Do this: Copy every line of the listing below without any changes.

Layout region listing

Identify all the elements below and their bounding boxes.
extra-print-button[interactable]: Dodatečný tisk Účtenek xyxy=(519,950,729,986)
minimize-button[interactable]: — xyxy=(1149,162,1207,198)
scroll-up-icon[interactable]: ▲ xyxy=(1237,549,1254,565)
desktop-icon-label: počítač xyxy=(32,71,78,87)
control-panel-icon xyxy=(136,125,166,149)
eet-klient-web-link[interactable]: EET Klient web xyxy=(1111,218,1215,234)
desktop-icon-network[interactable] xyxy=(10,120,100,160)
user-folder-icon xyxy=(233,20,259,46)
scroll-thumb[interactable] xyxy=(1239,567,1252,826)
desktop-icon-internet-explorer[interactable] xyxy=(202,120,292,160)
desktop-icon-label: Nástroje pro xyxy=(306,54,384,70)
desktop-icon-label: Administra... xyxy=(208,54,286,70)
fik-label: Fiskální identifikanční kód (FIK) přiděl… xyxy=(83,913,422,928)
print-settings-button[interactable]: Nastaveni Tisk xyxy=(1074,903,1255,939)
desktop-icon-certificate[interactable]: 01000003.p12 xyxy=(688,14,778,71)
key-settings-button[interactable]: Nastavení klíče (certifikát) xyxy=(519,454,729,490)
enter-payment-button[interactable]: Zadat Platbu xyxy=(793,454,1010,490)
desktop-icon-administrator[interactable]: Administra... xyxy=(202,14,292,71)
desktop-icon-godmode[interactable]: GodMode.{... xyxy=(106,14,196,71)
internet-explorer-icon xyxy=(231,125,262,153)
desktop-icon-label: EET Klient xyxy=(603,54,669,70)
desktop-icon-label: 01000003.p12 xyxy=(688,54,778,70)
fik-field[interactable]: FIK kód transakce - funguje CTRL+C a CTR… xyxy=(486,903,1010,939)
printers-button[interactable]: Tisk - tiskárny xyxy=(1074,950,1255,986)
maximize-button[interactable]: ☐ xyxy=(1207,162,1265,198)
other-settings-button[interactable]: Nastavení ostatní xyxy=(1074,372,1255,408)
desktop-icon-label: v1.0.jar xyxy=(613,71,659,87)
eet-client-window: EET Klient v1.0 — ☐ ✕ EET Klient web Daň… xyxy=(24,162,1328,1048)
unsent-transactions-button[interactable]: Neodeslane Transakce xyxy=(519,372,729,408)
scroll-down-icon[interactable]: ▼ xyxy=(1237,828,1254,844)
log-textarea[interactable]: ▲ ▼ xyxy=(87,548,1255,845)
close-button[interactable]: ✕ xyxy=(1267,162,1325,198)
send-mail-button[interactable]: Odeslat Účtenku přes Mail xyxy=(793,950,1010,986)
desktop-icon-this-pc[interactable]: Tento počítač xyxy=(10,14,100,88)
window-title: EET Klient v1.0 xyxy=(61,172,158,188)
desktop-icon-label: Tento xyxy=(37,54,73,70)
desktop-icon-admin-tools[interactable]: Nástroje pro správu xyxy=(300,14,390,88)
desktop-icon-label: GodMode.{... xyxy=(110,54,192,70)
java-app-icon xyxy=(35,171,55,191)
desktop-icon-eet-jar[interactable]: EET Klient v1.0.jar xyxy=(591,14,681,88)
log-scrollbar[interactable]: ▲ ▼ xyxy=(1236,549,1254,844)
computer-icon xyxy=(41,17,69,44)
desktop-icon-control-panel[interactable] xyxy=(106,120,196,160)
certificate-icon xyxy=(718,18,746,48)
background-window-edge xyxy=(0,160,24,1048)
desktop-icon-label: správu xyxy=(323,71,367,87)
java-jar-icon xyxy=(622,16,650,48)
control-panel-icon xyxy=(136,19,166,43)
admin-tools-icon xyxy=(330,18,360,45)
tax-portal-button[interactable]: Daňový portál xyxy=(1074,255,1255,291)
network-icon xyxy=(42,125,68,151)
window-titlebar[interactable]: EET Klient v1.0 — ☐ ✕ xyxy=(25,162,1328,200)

Exercise solution:
Identify all the elements below and their bounding boxes.
extra-print-button[interactable]: Dodatečný tisk Účtenek xyxy=(519,950,729,986)
minimize-button[interactable]: — xyxy=(1149,162,1207,198)
scroll-up-icon[interactable]: ▲ xyxy=(1237,549,1254,565)
desktop-icon-label: počítač xyxy=(32,71,78,87)
control-panel-icon xyxy=(136,125,166,149)
eet-klient-web-link[interactable]: EET Klient web xyxy=(1111,218,1215,234)
desktop-icon-network[interactable] xyxy=(10,120,100,160)
user-folder-icon xyxy=(233,20,259,46)
scroll-thumb[interactable] xyxy=(1239,567,1252,826)
desktop-icon-internet-explorer[interactable] xyxy=(202,120,292,160)
desktop-icon-label: Nástroje pro xyxy=(306,54,384,70)
desktop-icon-label: Administra... xyxy=(208,54,286,70)
fik-label: Fiskální identifikanční kód (FIK) přiděl… xyxy=(83,913,422,928)
print-settings-button[interactable]: Nastaveni Tisk xyxy=(1074,903,1255,939)
desktop-icon-certificate[interactable]: 01000003.p12 xyxy=(688,14,778,71)
key-settings-button[interactable]: Nastavení klíče (certifikát) xyxy=(519,454,729,490)
enter-payment-button[interactable]: Zadat Platbu xyxy=(793,454,1010,490)
desktop-icon-administrator[interactable]: Administra... xyxy=(202,14,292,71)
desktop-icon-godmode[interactable]: GodMode.{... xyxy=(106,14,196,71)
internet-explorer-icon xyxy=(231,125,262,153)
desktop-icon-label: EET Klient xyxy=(603,54,669,70)
desktop-icon-label: 01000003.p12 xyxy=(688,54,778,70)
fik-field[interactable]: FIK kód transakce - funguje CTRL+C a CTR… xyxy=(486,903,1010,939)
printers-button[interactable]: Tisk - tiskárny xyxy=(1074,950,1255,986)
maximize-button[interactable]: ☐ xyxy=(1207,162,1265,198)
other-settings-button[interactable]: Nastavení ostatní xyxy=(1074,372,1255,408)
desktop-icon-label: v1.0.jar xyxy=(613,71,659,87)
eet-client-window: EET Klient v1.0 — ☐ ✕ EET Klient web Daň… xyxy=(24,162,1328,1048)
unsent-transactions-button[interactable]: Neodeslane Transakce xyxy=(519,372,729,408)
scroll-down-icon[interactable]: ▼ xyxy=(1237,828,1254,844)
log-textarea[interactable]: ▲ ▼ xyxy=(87,548,1255,845)
close-button[interactable]: ✕ xyxy=(1267,162,1325,198)
send-mail-button[interactable]: Odeslat Účtenku přes Mail xyxy=(793,950,1010,986)
desktop-icon-this-pc[interactable]: Tento počítač xyxy=(10,14,100,88)
window-title: EET Klient v1.0 xyxy=(61,172,158,188)
desktop-icon-label: Tento xyxy=(37,54,73,70)
desktop-icon-admin-tools[interactable]: Nástroje pro správu xyxy=(300,14,390,88)
desktop-icon-label: GodMode.{... xyxy=(110,54,192,70)
java-app-icon xyxy=(35,171,55,191)
desktop-icon-eet-jar[interactable]: EET Klient v1.0.jar xyxy=(591,14,681,88)
log-scrollbar[interactable]: ▲ ▼ xyxy=(1236,549,1254,844)
computer-icon xyxy=(41,17,69,44)
desktop-icon-control-panel[interactable] xyxy=(106,120,196,160)
certificate-icon xyxy=(718,18,746,48)
background-window-edge xyxy=(0,160,24,1048)
desktop-icon-label: správu xyxy=(323,71,367,87)
java-jar-icon xyxy=(622,16,650,48)
control-panel-icon xyxy=(136,19,166,43)
admin-tools-icon xyxy=(330,18,360,45)
tax-portal-button[interactable]: Daňový portál xyxy=(1074,255,1255,291)
network-icon xyxy=(42,125,68,151)
window-titlebar[interactable]: EET Klient v1.0 — ☐ ✕ xyxy=(25,162,1328,200)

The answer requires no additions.